▸ Records of where elements appear:

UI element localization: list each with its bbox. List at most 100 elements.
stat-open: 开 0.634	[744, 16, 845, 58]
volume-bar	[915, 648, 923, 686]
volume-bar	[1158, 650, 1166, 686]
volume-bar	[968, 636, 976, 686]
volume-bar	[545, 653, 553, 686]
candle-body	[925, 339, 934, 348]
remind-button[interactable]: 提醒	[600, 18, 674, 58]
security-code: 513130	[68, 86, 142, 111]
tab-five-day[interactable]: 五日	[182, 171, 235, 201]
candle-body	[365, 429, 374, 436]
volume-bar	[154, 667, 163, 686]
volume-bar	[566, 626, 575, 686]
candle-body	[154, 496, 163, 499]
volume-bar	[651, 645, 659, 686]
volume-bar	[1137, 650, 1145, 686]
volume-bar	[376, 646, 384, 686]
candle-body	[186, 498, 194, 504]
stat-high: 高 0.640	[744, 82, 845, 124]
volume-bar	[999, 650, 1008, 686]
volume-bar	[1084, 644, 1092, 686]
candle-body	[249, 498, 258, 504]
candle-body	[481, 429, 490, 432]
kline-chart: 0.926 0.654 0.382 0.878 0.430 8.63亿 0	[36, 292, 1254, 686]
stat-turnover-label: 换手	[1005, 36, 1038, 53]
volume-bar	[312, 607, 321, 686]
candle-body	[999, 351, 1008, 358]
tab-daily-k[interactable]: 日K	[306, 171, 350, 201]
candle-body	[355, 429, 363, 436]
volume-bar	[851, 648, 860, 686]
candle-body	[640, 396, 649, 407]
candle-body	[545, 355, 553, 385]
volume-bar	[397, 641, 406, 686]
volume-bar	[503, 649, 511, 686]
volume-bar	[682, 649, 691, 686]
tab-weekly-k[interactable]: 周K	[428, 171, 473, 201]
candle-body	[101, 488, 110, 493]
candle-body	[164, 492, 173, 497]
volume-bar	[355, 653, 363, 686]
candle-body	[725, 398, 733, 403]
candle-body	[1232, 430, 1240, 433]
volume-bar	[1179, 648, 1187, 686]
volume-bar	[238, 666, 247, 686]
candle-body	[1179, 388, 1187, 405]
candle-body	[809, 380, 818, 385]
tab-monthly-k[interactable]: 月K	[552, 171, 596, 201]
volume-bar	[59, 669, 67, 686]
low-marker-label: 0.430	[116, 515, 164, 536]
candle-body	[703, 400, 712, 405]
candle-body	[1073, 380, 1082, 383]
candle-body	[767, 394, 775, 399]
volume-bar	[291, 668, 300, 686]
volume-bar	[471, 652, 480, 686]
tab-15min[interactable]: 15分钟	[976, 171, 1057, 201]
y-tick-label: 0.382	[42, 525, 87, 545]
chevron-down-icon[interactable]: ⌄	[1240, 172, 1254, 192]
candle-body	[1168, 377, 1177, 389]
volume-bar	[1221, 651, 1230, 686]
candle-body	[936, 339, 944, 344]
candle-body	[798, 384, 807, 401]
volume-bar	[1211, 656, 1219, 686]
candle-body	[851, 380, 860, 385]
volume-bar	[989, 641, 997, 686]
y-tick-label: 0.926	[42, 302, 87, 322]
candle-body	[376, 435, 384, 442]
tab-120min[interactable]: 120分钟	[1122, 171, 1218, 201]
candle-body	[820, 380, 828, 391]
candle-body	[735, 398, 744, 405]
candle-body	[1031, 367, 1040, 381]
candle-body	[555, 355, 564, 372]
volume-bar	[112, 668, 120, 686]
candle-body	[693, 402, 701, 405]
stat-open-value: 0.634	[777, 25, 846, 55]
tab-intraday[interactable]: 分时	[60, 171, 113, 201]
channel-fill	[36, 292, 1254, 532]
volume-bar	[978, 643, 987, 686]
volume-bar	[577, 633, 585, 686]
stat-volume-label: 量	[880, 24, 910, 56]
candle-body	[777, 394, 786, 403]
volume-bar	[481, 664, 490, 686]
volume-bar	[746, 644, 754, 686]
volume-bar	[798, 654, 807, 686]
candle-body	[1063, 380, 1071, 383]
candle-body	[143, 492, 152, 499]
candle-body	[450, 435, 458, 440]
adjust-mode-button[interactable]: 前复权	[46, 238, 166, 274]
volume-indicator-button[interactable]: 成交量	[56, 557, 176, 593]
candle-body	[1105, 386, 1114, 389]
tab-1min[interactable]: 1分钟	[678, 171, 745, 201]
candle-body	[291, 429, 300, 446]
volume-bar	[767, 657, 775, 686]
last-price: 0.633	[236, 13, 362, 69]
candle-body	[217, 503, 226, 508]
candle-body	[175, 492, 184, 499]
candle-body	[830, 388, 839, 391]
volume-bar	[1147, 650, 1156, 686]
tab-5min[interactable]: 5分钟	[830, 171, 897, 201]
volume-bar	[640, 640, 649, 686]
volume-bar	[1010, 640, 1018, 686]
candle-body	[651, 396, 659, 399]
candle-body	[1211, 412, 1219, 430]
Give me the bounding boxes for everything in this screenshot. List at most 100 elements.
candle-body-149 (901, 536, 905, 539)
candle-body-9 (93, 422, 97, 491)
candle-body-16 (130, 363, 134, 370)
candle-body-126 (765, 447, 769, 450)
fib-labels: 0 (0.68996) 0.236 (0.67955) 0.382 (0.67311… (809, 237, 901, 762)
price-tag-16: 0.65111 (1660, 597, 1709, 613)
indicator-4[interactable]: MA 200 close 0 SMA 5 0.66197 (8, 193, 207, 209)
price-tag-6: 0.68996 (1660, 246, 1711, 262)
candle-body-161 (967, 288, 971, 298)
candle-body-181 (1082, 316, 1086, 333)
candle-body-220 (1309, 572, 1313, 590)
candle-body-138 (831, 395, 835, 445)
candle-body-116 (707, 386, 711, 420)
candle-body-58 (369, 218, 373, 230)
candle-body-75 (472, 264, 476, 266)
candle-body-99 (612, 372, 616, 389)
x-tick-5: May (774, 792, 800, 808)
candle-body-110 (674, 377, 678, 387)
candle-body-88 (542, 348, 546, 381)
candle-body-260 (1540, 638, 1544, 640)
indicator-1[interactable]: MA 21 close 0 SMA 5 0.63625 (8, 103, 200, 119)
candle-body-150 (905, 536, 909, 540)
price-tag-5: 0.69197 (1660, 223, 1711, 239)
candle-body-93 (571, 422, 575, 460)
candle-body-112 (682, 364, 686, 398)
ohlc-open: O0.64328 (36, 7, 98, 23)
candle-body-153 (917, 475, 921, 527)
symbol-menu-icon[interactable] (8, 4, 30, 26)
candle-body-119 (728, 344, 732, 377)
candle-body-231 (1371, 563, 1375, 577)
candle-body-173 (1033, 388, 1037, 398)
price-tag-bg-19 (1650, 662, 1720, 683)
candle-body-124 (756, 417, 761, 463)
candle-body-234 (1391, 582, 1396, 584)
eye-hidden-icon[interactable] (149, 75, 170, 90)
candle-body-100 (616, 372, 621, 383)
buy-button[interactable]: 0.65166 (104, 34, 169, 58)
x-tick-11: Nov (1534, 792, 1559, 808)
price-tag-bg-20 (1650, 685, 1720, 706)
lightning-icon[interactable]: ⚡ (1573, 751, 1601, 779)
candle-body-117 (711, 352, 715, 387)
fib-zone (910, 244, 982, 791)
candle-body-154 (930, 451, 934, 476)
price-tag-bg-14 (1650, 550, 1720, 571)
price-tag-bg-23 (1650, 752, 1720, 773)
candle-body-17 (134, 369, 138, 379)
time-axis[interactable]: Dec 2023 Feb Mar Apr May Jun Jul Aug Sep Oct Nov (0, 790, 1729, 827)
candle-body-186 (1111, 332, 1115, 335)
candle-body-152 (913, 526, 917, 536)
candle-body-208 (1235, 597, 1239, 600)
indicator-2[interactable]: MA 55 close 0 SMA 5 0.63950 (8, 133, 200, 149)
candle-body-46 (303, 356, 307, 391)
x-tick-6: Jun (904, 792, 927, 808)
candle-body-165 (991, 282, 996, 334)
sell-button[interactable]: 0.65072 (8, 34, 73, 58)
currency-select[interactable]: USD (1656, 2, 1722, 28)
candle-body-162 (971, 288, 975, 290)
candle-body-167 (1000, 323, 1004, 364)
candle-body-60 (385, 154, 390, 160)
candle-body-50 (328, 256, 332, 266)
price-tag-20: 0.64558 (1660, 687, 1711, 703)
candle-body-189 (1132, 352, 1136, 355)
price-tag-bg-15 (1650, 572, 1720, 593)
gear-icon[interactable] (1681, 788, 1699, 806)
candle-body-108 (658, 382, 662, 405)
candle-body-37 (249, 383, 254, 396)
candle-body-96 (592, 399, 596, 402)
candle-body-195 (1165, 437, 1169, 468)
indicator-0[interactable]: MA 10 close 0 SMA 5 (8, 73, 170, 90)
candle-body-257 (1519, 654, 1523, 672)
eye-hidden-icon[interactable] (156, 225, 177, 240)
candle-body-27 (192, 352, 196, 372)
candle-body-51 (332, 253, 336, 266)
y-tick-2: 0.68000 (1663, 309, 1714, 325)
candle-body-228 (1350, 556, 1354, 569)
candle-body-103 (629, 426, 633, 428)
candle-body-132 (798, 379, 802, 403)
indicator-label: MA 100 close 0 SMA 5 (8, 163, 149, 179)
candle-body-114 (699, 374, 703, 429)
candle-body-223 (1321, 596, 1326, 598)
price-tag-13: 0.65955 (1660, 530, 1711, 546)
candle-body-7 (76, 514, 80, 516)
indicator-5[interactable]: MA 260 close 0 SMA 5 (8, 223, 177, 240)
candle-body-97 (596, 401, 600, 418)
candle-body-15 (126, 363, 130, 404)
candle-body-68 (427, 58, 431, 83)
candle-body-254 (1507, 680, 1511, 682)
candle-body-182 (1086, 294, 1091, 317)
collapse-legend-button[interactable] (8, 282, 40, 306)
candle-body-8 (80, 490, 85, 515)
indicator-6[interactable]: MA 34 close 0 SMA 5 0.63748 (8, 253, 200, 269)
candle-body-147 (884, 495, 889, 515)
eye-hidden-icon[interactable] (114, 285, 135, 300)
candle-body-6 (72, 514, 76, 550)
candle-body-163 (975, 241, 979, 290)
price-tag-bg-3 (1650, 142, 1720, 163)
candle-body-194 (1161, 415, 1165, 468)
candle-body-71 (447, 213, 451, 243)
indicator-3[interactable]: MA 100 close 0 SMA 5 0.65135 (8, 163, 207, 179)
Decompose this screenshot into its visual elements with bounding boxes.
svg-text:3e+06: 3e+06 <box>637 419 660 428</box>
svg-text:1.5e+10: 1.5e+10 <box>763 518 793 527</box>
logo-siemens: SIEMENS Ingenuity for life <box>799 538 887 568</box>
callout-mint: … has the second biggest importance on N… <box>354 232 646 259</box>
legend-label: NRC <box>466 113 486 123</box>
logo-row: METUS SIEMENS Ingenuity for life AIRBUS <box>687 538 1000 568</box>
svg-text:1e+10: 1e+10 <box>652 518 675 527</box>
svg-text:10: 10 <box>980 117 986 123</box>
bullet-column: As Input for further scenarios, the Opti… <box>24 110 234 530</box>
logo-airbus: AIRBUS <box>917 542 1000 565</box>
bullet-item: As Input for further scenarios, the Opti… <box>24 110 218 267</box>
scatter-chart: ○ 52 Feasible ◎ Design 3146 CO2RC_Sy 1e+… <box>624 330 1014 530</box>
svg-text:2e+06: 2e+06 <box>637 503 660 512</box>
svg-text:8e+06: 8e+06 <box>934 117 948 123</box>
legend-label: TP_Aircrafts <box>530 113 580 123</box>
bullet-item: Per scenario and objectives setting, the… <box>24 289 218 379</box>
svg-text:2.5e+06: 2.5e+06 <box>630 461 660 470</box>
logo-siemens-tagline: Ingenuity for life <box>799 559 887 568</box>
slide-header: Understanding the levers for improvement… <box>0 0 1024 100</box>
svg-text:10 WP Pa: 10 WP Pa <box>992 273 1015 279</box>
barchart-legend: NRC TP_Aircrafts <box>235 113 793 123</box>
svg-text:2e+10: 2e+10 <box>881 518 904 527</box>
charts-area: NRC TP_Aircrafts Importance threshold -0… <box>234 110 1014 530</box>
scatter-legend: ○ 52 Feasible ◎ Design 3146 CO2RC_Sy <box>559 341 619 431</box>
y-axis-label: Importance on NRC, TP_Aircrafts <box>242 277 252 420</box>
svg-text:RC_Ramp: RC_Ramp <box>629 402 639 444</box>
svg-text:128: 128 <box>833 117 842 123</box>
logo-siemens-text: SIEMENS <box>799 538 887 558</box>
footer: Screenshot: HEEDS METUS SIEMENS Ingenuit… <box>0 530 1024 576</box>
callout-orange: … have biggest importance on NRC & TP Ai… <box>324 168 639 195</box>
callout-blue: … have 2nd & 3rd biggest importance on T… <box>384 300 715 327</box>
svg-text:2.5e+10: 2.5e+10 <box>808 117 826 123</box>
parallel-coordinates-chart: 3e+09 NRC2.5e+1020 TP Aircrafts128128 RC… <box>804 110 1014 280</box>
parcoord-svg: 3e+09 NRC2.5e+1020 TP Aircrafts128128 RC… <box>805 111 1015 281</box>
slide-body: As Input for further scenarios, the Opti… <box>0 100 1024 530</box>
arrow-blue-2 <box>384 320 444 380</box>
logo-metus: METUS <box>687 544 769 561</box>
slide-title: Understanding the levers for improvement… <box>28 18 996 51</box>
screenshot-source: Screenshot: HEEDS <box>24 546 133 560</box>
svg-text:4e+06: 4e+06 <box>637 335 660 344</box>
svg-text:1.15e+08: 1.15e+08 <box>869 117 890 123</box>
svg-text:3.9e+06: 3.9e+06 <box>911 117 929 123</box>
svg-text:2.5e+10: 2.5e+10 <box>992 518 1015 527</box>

▸ EXERCISE DESCRIPTION: Please turn everything from the start of the entries down to the line containing "339, 934, 348]", both ends included, into a numbered list, leaving out any blank lines.

▸ FINAL RESULT:
1. UI element localization: list each with its bbox. List at most 100 elements.
2. stat-open: 开 0.634	[744, 16, 845, 58]
3. volume-bar	[915, 648, 923, 686]
4. volume-bar	[1158, 650, 1166, 686]
5. volume-bar	[968, 636, 976, 686]
6. volume-bar	[545, 653, 553, 686]
7. candle-body	[925, 339, 934, 348]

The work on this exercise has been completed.